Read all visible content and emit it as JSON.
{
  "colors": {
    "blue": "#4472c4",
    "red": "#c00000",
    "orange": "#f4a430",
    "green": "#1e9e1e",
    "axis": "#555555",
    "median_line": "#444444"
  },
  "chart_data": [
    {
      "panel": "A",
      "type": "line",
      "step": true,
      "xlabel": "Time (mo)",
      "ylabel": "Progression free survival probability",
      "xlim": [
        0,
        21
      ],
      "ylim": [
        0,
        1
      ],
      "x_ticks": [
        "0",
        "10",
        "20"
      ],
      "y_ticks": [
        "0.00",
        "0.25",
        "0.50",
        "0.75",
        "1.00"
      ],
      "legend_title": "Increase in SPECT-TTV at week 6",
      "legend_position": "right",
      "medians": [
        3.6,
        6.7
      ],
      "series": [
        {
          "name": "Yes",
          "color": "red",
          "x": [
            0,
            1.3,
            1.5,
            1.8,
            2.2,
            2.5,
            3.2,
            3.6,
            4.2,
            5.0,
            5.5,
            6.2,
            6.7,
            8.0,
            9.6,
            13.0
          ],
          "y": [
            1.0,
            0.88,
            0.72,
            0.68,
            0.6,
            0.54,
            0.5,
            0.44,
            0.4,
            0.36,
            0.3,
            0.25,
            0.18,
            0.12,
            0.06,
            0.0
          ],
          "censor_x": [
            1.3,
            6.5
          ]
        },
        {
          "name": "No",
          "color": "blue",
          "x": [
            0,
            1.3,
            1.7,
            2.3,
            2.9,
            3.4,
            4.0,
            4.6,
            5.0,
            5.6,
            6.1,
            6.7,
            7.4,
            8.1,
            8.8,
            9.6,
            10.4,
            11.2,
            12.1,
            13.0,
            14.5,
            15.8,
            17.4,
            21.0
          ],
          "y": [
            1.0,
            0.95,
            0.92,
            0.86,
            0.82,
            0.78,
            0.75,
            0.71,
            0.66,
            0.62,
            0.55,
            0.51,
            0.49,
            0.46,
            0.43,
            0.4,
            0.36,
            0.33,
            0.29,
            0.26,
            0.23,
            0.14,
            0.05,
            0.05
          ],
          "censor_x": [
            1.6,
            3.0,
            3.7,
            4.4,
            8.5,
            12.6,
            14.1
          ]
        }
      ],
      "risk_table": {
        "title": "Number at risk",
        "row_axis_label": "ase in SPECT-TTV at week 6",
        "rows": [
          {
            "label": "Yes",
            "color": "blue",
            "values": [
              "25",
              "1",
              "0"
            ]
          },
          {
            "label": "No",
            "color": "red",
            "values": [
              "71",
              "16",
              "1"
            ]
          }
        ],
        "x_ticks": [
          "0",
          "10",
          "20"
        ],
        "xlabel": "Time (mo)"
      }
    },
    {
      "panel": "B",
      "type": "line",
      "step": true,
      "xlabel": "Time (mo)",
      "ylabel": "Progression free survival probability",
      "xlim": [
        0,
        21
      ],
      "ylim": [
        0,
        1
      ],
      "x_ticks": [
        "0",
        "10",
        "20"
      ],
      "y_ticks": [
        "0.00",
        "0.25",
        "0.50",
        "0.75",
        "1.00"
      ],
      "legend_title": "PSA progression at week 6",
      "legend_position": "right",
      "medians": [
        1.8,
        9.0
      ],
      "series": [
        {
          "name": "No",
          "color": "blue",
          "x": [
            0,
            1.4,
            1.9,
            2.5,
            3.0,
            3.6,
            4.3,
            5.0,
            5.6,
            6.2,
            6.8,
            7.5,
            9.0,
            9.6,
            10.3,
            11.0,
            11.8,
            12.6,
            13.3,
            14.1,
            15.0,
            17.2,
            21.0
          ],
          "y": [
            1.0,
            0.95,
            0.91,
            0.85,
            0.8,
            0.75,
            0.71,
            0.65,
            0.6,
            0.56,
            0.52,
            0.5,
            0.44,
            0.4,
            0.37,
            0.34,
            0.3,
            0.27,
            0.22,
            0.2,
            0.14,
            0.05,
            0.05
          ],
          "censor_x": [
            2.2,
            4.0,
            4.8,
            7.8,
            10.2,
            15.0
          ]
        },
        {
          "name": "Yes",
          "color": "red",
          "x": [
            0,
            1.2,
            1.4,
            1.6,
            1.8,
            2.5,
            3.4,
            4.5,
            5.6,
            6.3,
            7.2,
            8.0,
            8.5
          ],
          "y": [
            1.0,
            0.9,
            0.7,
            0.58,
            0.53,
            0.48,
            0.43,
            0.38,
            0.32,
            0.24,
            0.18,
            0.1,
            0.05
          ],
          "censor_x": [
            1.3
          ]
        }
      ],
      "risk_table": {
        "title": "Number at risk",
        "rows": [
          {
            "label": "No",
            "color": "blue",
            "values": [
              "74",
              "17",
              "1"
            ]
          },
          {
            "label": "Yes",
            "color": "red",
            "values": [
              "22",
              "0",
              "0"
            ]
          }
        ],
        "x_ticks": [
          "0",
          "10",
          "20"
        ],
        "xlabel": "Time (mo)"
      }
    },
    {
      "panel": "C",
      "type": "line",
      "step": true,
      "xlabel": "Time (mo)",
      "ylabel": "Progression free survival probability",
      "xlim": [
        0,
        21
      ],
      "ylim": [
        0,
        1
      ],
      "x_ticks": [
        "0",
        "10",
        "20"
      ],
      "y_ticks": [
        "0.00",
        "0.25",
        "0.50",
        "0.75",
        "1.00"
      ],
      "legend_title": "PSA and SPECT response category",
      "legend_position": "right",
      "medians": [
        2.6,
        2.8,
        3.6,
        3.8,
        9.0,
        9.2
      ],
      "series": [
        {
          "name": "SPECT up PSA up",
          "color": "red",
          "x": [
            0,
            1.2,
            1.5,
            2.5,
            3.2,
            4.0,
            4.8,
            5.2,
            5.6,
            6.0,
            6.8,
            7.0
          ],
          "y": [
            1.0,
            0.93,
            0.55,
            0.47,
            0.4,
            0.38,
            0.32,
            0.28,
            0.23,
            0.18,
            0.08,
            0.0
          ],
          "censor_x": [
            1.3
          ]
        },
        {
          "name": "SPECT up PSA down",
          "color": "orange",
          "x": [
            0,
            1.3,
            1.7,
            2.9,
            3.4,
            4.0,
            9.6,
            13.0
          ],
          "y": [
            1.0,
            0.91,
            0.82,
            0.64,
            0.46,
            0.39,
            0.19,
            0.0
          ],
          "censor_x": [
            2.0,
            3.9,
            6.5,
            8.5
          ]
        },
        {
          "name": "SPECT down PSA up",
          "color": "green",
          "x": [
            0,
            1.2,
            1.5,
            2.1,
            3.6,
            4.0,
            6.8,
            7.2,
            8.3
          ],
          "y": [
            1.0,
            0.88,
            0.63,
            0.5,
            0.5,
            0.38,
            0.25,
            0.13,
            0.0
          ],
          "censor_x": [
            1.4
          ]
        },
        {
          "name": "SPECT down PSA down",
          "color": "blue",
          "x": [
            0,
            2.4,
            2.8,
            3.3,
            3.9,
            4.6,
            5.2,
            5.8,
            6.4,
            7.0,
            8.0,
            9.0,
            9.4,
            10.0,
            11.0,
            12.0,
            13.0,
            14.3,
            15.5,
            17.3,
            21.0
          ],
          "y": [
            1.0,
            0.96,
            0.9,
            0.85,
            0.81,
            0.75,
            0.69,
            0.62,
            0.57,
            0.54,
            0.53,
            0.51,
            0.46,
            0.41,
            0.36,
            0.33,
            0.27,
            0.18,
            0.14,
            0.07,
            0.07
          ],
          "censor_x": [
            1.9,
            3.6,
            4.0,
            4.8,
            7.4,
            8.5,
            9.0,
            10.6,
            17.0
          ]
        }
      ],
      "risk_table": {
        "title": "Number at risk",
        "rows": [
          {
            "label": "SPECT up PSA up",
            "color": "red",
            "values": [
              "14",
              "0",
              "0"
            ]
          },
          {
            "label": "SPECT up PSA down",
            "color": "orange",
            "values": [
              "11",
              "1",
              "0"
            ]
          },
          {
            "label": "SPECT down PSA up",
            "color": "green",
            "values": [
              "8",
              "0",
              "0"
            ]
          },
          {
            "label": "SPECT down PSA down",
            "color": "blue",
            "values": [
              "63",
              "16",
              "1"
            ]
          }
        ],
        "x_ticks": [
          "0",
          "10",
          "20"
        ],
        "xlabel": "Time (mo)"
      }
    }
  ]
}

· · · · · · ·

→ What is required: Collect the lines of the records that include the string "green".

→ Solution to this exercise:
    "green": "#1e9e1e",
          "color": "green",
            "color": "green",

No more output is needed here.